## WHAT IS REQUIRED
Copy out the lines of the data from the line with "- Point: [101, 481, 124, 495]" up to and including the line with "- Point: [219, 499, 242, 513]", character for character.

--- --- ---

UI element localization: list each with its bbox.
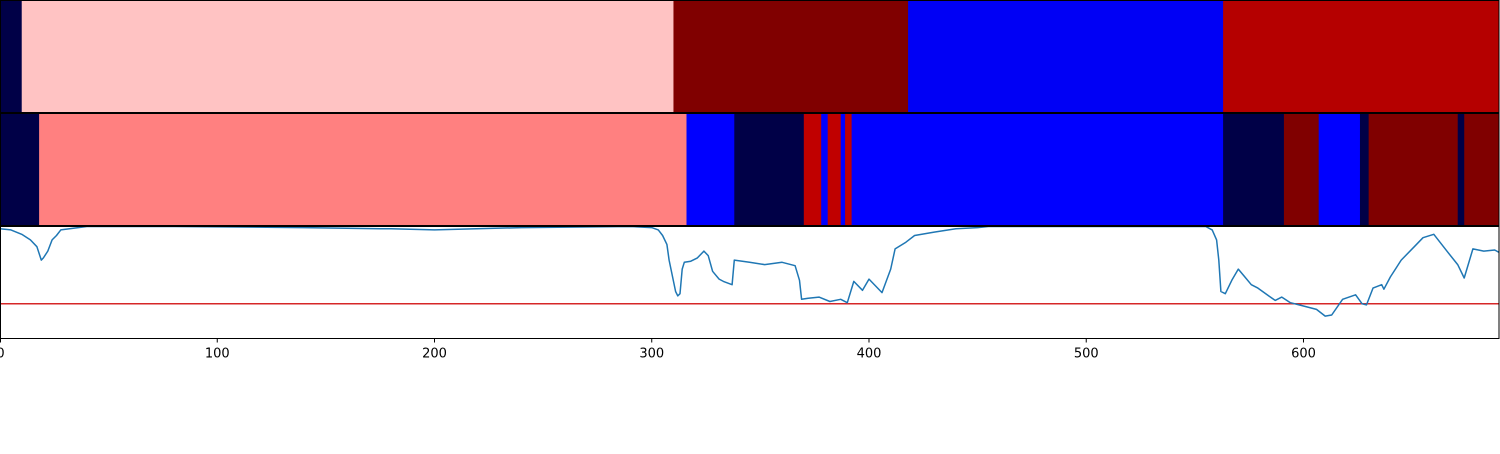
heatmap-segment-1-10 [1223,113,1285,226]
x-tick-label: 500 [1074,347,1099,362]
heatmap-frame-1 [0,113,1500,226]
heatmap-segment-1-13 [1359,113,1370,226]
heatmap-segment-1-7 [840,113,846,226]
x-tick-label: 400 [857,347,882,362]
x-tick-label: 200 [422,347,447,362]
heatmap-segment-1-6 [827,113,842,226]
heatmap-top [0,0,1500,113]
x-tick-label: 600 [1291,347,1316,362]
heatmap-segment-1-14 [1368,113,1459,226]
series-line-0 [0,226,1499,317]
line-panel [0,226,1500,339]
heatmap-segment-1-8 [845,113,853,226]
heatmap-segment-1-9 [851,113,1224,226]
line-panel-frame [0,226,1500,339]
heatmap-segment-1-11 [1283,113,1320,226]
heatmap-segment-1-2 [686,113,735,226]
heatmap-segment-1-12 [1318,113,1361,226]
x-axis: 0 100 200 300 400 500 600 [0,338,1316,362]
heatmap-segment-1-5 [821,113,829,226]
heatmap-segment-0-3 [908,0,1224,113]
heatmap-segment-0-0 [0,0,23,113]
heatmap-segment-1-3 [734,113,805,226]
x-tick-label: 100 [205,347,230,362]
heatmap-segment-1-0 [0,113,40,226]
heatmap-frame-0 [0,0,1500,113]
heatmap-segment-1-4 [803,113,822,226]
heatmap-segment-1-1 [39,113,687,226]
x-tick-label: 300 [639,347,664,362]
heatmap-middle [0,113,1500,226]
heatmap-segment-0-4 [1223,0,1500,113]
x-tick-label: 0 [0,347,5,362]
heatmap-segment-1-16 [1464,113,1500,226]
heatmap-segment-0-2 [673,0,909,113]
heatmap-segment-1-15 [1457,113,1465,226]
heatmap-segment-0-1 [21,0,674,113]
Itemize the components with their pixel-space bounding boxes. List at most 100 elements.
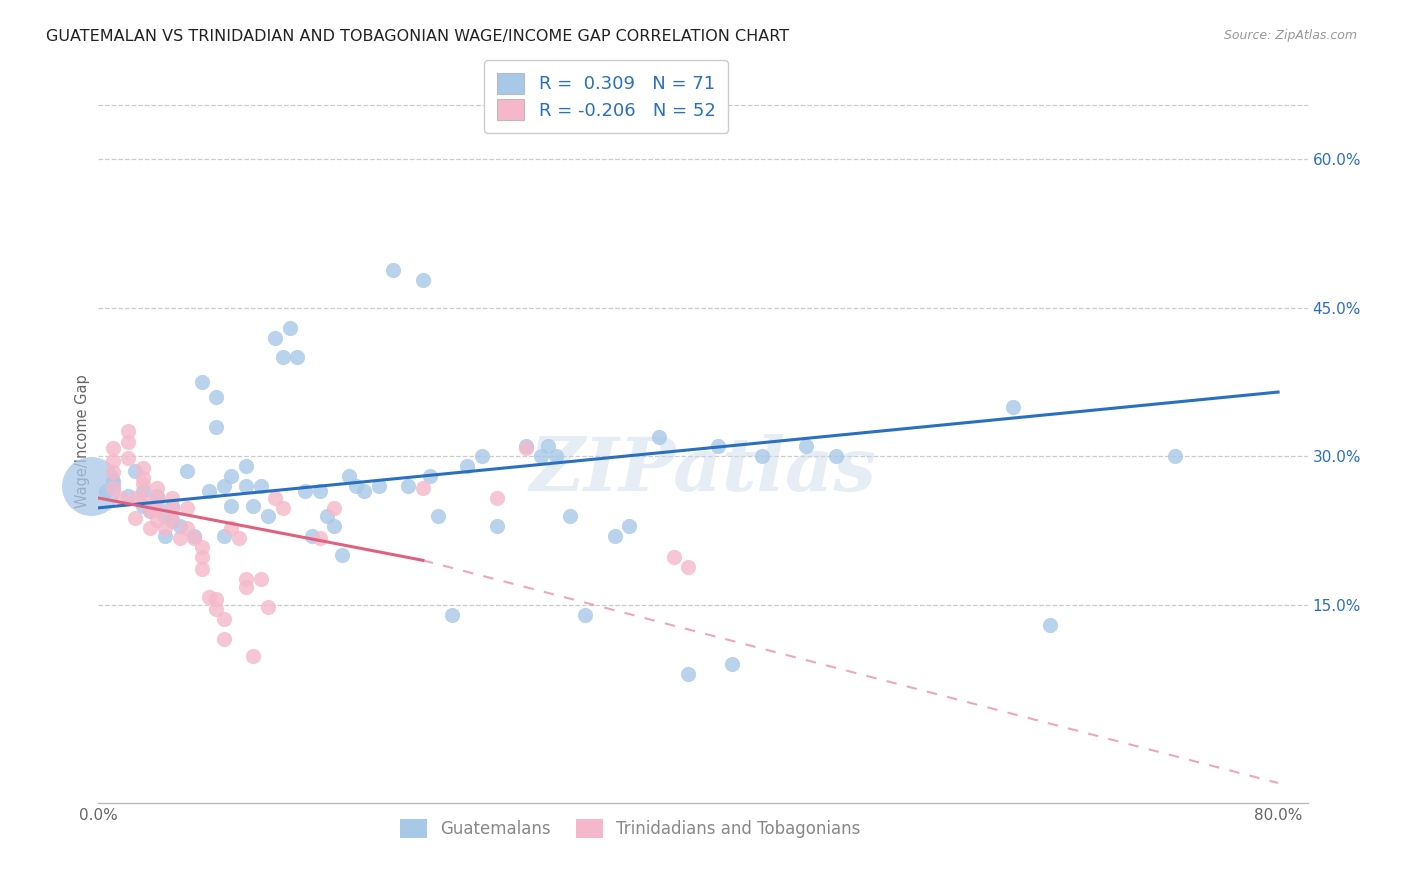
- Point: [101, 481, 124, 495]
- Point: [212, 479, 235, 493]
- Point: [1038, 617, 1060, 632]
- Point: [124, 464, 146, 478]
- Point: [146, 481, 169, 495]
- Y-axis label: Wage/Income Gap: Wage/Income Gap: [75, 375, 90, 508]
- Point: [235, 459, 257, 474]
- Point: [110, 491, 132, 505]
- Point: [537, 440, 560, 454]
- Point: [235, 580, 257, 594]
- Point: [212, 612, 235, 626]
- Point: [198, 483, 221, 498]
- Point: [146, 499, 169, 513]
- Point: [219, 499, 242, 513]
- Point: [160, 503, 183, 517]
- Point: [242, 649, 264, 664]
- Point: [346, 479, 368, 493]
- Point: [235, 479, 257, 493]
- Point: [271, 351, 294, 365]
- Point: [257, 508, 280, 523]
- Point: [367, 479, 389, 493]
- Point: [308, 531, 330, 545]
- Point: [131, 483, 153, 498]
- Point: [271, 500, 294, 515]
- Point: [219, 469, 242, 483]
- Point: [101, 465, 124, 479]
- Point: [678, 667, 700, 681]
- Point: [146, 489, 169, 503]
- Point: [721, 657, 744, 672]
- Point: [485, 518, 508, 533]
- Point: [706, 440, 728, 454]
- Point: [198, 590, 221, 604]
- Point: [560, 508, 582, 523]
- Text: Source: ZipAtlas.com: Source: ZipAtlas.com: [1223, 29, 1357, 42]
- Point: [412, 481, 434, 495]
- Point: [441, 607, 464, 622]
- Point: [153, 528, 176, 542]
- Point: [219, 521, 242, 535]
- Point: [183, 531, 205, 545]
- Point: [353, 483, 375, 498]
- Point: [131, 477, 153, 491]
- Point: [212, 632, 235, 646]
- Point: [131, 499, 153, 513]
- Point: [330, 549, 353, 563]
- Point: [101, 442, 124, 456]
- Point: [212, 528, 235, 542]
- Point: [205, 591, 228, 606]
- Point: [662, 550, 685, 565]
- Point: [419, 469, 441, 483]
- Point: [190, 562, 212, 576]
- Point: [176, 464, 198, 478]
- Point: [396, 479, 419, 493]
- Point: [308, 483, 330, 498]
- Point: [485, 491, 508, 505]
- Point: [515, 442, 537, 456]
- Point: [824, 450, 846, 464]
- Point: [337, 469, 360, 483]
- Point: [1001, 400, 1024, 414]
- Point: [648, 429, 671, 443]
- Point: [124, 510, 146, 524]
- Point: [294, 483, 316, 498]
- Point: [301, 528, 323, 542]
- Point: [117, 424, 139, 438]
- Point: [131, 471, 153, 485]
- Point: [139, 521, 162, 535]
- Point: [153, 521, 176, 535]
- Point: [530, 450, 553, 464]
- Point: [117, 434, 139, 449]
- Point: [471, 450, 494, 464]
- Point: [183, 528, 205, 542]
- Point: [412, 273, 434, 287]
- Point: [619, 518, 641, 533]
- Point: [176, 500, 198, 515]
- Point: [169, 518, 191, 533]
- Text: GUATEMALAN VS TRINIDADIAN AND TOBAGONIAN WAGE/INCOME GAP CORRELATION CHART: GUATEMALAN VS TRINIDADIAN AND TOBAGONIAN…: [46, 29, 790, 44]
- Point: [169, 531, 191, 545]
- Point: [190, 375, 212, 389]
- Point: [190, 541, 212, 555]
- Point: [160, 491, 183, 505]
- Point: [515, 440, 537, 454]
- Point: [101, 454, 124, 468]
- Point: [146, 503, 169, 517]
- Point: [574, 607, 596, 622]
- Point: [264, 330, 287, 344]
- Point: [124, 491, 146, 505]
- Point: [117, 489, 139, 503]
- Point: [190, 550, 212, 565]
- Point: [160, 499, 183, 513]
- Point: [323, 518, 346, 533]
- Point: [678, 560, 700, 574]
- Point: [131, 491, 153, 505]
- Point: [205, 419, 228, 434]
- Point: [146, 513, 169, 527]
- Point: [1164, 450, 1187, 464]
- Point: [131, 461, 153, 475]
- Point: [228, 531, 250, 545]
- Point: [242, 499, 264, 513]
- Point: [139, 503, 162, 517]
- Text: ZIPatlas: ZIPatlas: [530, 434, 876, 507]
- Point: [278, 320, 301, 334]
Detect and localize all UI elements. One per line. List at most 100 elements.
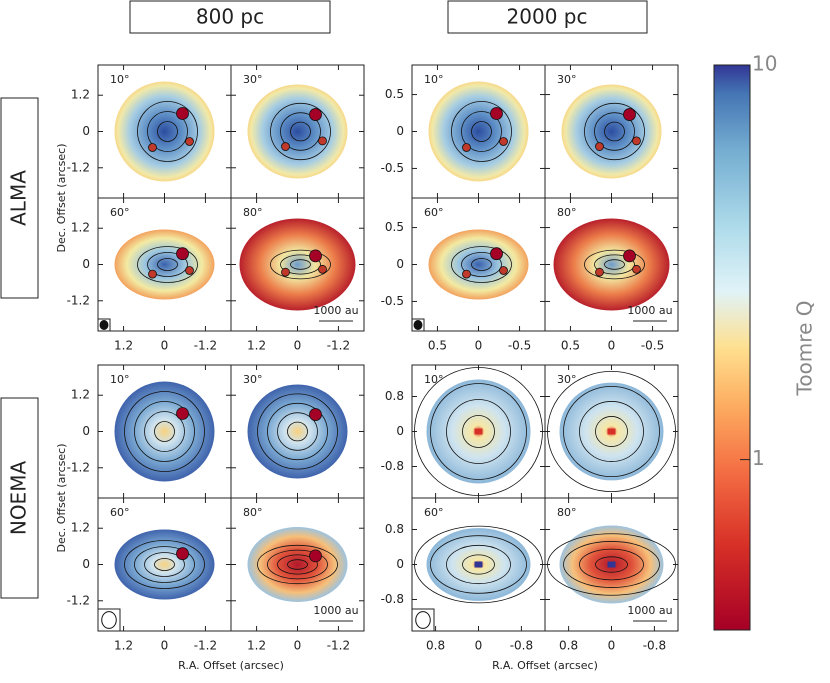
map: [114, 529, 215, 600]
clump: [281, 267, 290, 277]
contour: [461, 111, 502, 152]
clump: [281, 142, 290, 151]
panel-label: 10°: [424, 373, 444, 386]
y-tick-label: -1.2: [67, 460, 90, 474]
clump: [176, 547, 189, 561]
center-pixel: [474, 561, 483, 568]
panel-label: 30°: [243, 73, 263, 86]
beam: [99, 319, 109, 331]
clump: [185, 266, 194, 275]
x-tick-label: 0: [475, 339, 483, 353]
panel-label: 60°: [110, 206, 130, 219]
contour: [563, 385, 660, 478]
x-tick-label: -0.5: [641, 339, 664, 353]
contour: [604, 259, 625, 270]
center-pixel: [474, 428, 483, 435]
x-tick-label: -1.2: [194, 339, 217, 353]
x-tick-label: -1.2: [194, 639, 217, 653]
contour: [134, 546, 195, 583]
scale-bar-label: 1000 au: [627, 604, 672, 617]
contour: [137, 101, 198, 162]
center-pixel: [607, 428, 616, 435]
map: [239, 218, 356, 311]
clump: [499, 137, 508, 146]
clump: [623, 108, 636, 121]
row-box: [0, 397, 39, 599]
x-tick-label: 0.8: [426, 639, 445, 653]
clump: [176, 247, 189, 261]
y-tick-label: -0.8: [381, 592, 404, 606]
map: [428, 229, 529, 300]
contour: [584, 102, 645, 161]
clump: [632, 264, 641, 274]
y-tick-label: 0: [82, 257, 90, 271]
map: [428, 81, 529, 182]
panel-label: 80°: [557, 506, 577, 519]
panel-label: 30°: [557, 73, 577, 86]
clump: [318, 264, 327, 274]
map: [414, 525, 543, 604]
y-tick-label: -0.8: [381, 459, 404, 473]
x-tick-label: -1.2: [327, 339, 350, 353]
clump: [148, 143, 157, 152]
x-tick-label: 0: [161, 639, 169, 653]
y-tick-label: -0.5: [381, 161, 404, 175]
disk: [561, 84, 662, 179]
beam: [413, 319, 423, 331]
clump: [632, 136, 641, 146]
x-tick-label: -0.8: [510, 639, 533, 653]
x-tick-label: 0: [475, 639, 483, 653]
contour: [471, 258, 492, 271]
clump: [185, 137, 194, 146]
x-tick-label: 0: [608, 639, 616, 653]
contour: [471, 121, 492, 142]
panel-label: 80°: [557, 206, 577, 219]
disk: [247, 384, 348, 479]
panel-label: 60°: [110, 506, 130, 519]
contour: [137, 246, 198, 283]
column-box: [129, 0, 331, 34]
clump: [309, 408, 322, 421]
clump: [148, 269, 157, 279]
row-title: ALMA: [7, 170, 31, 226]
y-tick-label: 0.8: [385, 522, 404, 536]
contour: [157, 258, 178, 271]
contour: [280, 254, 321, 275]
y-tick-label: 1.2: [71, 88, 90, 102]
x-tick-label: 0: [294, 339, 302, 353]
clump: [490, 247, 503, 261]
map: [247, 527, 348, 602]
contour: [584, 249, 645, 280]
y-tick-label: -1.2: [67, 160, 90, 174]
contour: [267, 549, 328, 580]
clump: [462, 269, 471, 279]
panel-label: 30°: [243, 373, 263, 386]
map: [547, 370, 676, 493]
panel-label: 60°: [424, 206, 444, 219]
map: [247, 384, 348, 479]
clump: [462, 143, 471, 152]
contour: [154, 558, 175, 571]
contour: [461, 252, 502, 277]
scale-bar-label: 1000 au: [313, 304, 358, 317]
map: [114, 381, 215, 482]
contour: [579, 401, 644, 462]
x-tick-label: 0: [161, 339, 169, 353]
clump: [318, 136, 327, 146]
contour: [267, 402, 328, 461]
x-tick-label: 1.2: [247, 339, 266, 353]
y-tick-label: -1.2: [67, 593, 90, 607]
y-tick-label: 0: [396, 424, 404, 438]
y-tick-label: 1.2: [71, 221, 90, 235]
y-tick-label: 0: [396, 124, 404, 138]
map: [114, 229, 215, 300]
y-tick-label: 0.5: [385, 87, 404, 101]
scale-bar-label: 1000 au: [313, 604, 358, 617]
x-axis-label: R.A. Offset (arcsec): [492, 659, 598, 672]
disk: [428, 229, 529, 300]
y-tick-label: 0.5: [385, 220, 404, 234]
disk: [114, 229, 215, 300]
contour: [595, 416, 628, 447]
contour: [144, 411, 185, 452]
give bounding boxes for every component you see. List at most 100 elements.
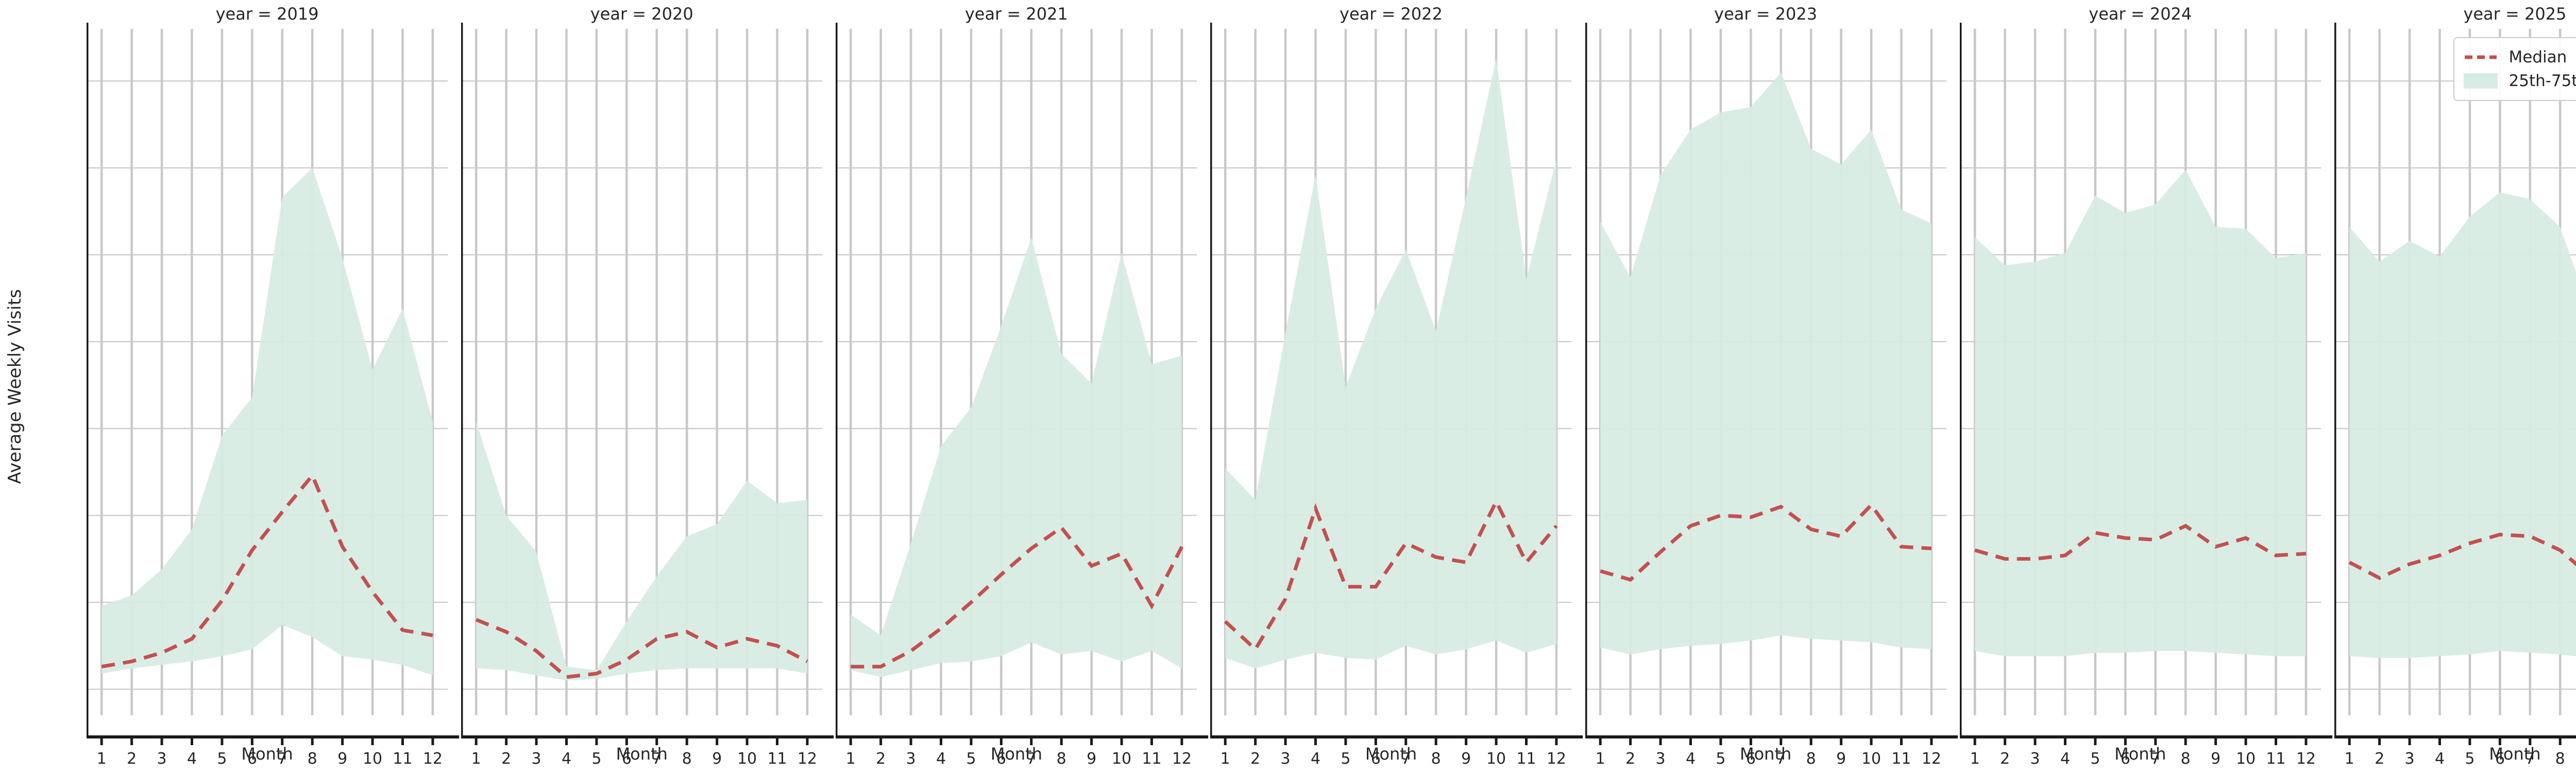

--- --- ---

## SOLUTION TO THIS EXERCISE
- Point: [101, 481, 124, 495]
- Point: [212, 479, 235, 493]
- Point: [1038, 617, 1060, 632]
- Point: [124, 464, 146, 478]
- Point: [146, 481, 169, 495]
- Y-axis label: Wage/Income Gap: Wage/Income Gap: [75, 375, 90, 508]
- Point: [235, 459, 257, 474]
- Point: [110, 491, 132, 505]
- Point: [537, 440, 560, 454]
- Point: [235, 580, 257, 594]
- Point: [212, 612, 235, 626]
- Point: [198, 483, 221, 498]
- Point: [146, 499, 169, 513]
- Point: [219, 499, 242, 513]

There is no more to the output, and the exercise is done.